[Exercise tasks]:
[a] Answer these questions from the review of The Raid below, one answer per line:
(i) Which company published the book?
(ii) In which state is the town with the Old Towne Tavern?
(iii) Which character narrates the story?
[b] Reproduce the review of The Raid from "Publisher:                   Bold Strokes" up to and including "Latino labor movement.", leaving every character unchanged.
[c] For each statement, decide whether the review of The Raid below agrees with it, answering yes or no and quoting the words that settle it:
(i) The Old Towne Tavern is billed as a gay bar.
(ii) The police raid comes early in the book.
(iii) The reviewer finds the characters uniquely compelling.

Wednesday, July 17, 2013

The Raid by Lee Lynch



Publisher:                   Bold Strokes Books

Every movement needs its historians, especially those who were in the actual vanguard of the activities.  People need to remember what came before them so that they can appreciate what they have because new generations tend to take what they have for granted and forget the struggles that led to their situation.  Lee Lynch is a name that belongs in the same category as Andrew Young and Jesse Jackson, Betty Friedan and Gloria Steinem, Cesar Chavez and Dolores Huerta.  She was in the gay rights movement before the infamous Stonewall riots and can speak to those struggles as the others can to civil rights, feminism and the Latino labor movement.

The Raid is the story of the Old Towne Tavern, an establishment in a part of a Massachusetts town that has seen better days.  As the neighborhood has transformed so has the bar that caters to people who work and live in the area, especially the gay community.  Although not billed as a “gay bar,” that is who makes up most of its clientele.  The cast is large – Murph, who has a story for everything and a hopeless love for a woman from her past; elegant Lisa; Rocky, the mild mannered narrator; Deej, the newly minted lesbian who isn’t sure how to fit in; the queenly Norm, who owns the bar with his closeted college professor boyfriend; and an assortment of friends, gay and straight.  Early in the book there is a police raid on the tavern that is brutal.  The rest of the book shows how these characters deal with their feelings about the event and how it changed their lives.

Anyone who is familiar with the events in 1969 at the Stonewall Inn in New York will recognize what happens at the tavern in the story.  The value of the book comes for those who don’t remember.  Lynch captures perfectly the fear of discovery that gays lived with and their difficulty in knowing who they could trust.  This was the time when homosexuality was still considered a crime and a mental disease.  Gay people had no rights and could lose their homes, their families and their freedom quite easily.  The changes going on so quickly in the US now obscure just how recently ago things were very different.  One of the most poignant themes of the book is how gays have always formed “families of choice” because they couldn’t rely on their blood families for support.

There is a drawback to the book however.  The old saying is that an author should write what he or she knows.  What should be added to that is the caution that an author shouldn’t over write either and Lynch does some of that.  Lynch has a message to impart, but she can’t seem to do it and move on.  There is episode after episode pointing out basically the same thing; it was difficult and dangerous to be a homosexual in the early 1960s and politicians often exploited them for their own aims.  The book goes on and tries to tie up each character’s story and what is going to happen to the tavern.  None of the characters are uniquely compelling or interesting, so the story seems to drag.  A tighter framework might have made the story itself hold the reader’s attention more.

The Raid is important because it creates a very powerful picture of the emotions, frustrations and political realities of the time.  No one can read this book and not feel the fear of some of the characters radiating off of the pages.  Because Lynch lived long enough, she’s also able to inject some hope into the story by having her characters wish for things that have now become possible.  This book might better have been written as a straight work of history.  That’s why it should be read.  The fact that it’s written into a work of fiction makes it more palatable for readers who might not try it otherwise.

Read it for the history though……………..and remember.

[Dataset content]:
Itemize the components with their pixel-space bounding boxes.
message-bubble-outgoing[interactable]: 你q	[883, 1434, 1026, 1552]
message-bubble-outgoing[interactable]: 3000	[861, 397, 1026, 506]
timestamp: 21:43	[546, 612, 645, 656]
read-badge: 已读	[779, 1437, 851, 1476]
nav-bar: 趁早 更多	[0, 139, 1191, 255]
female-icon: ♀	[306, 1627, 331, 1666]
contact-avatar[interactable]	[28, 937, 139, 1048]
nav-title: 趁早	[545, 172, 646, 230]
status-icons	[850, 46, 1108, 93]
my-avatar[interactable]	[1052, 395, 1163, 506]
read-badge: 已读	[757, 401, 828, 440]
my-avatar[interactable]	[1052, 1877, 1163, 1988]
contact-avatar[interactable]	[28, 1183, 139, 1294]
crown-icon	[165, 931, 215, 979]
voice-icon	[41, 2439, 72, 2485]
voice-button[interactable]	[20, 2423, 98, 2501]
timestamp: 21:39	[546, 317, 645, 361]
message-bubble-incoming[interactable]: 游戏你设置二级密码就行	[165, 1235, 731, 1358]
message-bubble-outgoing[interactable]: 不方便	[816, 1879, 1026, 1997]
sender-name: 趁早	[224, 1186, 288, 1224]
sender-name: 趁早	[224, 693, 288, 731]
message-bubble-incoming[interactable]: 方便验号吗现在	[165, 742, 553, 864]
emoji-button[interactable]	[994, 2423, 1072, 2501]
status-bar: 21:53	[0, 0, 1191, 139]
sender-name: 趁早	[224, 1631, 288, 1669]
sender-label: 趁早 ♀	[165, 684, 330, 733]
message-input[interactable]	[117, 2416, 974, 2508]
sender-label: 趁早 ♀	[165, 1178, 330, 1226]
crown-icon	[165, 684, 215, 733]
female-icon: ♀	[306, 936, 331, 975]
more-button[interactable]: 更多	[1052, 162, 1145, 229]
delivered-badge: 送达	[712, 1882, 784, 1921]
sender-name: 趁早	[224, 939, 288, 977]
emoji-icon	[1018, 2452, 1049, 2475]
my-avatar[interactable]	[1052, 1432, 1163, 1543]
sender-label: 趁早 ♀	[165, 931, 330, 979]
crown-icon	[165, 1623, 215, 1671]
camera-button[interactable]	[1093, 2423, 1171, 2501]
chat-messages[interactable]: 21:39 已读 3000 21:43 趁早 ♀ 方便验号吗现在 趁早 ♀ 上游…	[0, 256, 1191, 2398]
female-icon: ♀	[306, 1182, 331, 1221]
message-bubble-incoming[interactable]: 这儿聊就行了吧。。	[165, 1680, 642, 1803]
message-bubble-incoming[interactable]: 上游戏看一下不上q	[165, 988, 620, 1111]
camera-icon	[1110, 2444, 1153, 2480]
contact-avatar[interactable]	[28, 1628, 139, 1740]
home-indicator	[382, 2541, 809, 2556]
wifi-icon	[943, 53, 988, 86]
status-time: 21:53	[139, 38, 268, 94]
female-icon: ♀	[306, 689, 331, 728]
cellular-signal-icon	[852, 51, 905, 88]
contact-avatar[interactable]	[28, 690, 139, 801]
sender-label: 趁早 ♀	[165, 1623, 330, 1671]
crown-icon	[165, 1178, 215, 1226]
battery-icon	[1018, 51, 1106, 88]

[Solutions below]:
[a]
(i) Bold Strokes Books
(ii) Massachusetts
(iii) Rocky

[b]
Publisher:                   Bold Strokes Books

Every movement needs its historians, especially those who were in the actual vanguard of the activities.  People need to remember what came before them so that they can appreciate what they have because new generations tend to take what they have for granted and forget the struggles that led to their situation.  Lee Lynch is a name that belongs in the same category as Andrew Young and Jesse Jackson, Betty Friedan and Gloria Steinem, Cesar Chavez and Dolores Huerta.  She was in the gay rights movement before the infamous Stonewall riots and can speak to those struggles as the others can to civil rights, feminism and the Latino labor movement.

[c]
(i) No: "Although not billed as a “gay bar,” that is who makes up most of its clientele."
(ii) Yes: "Early in the book there is a police raid on the tavern that is brutal."
(iii) No: "None of the characters are uniquely compelling or interesting"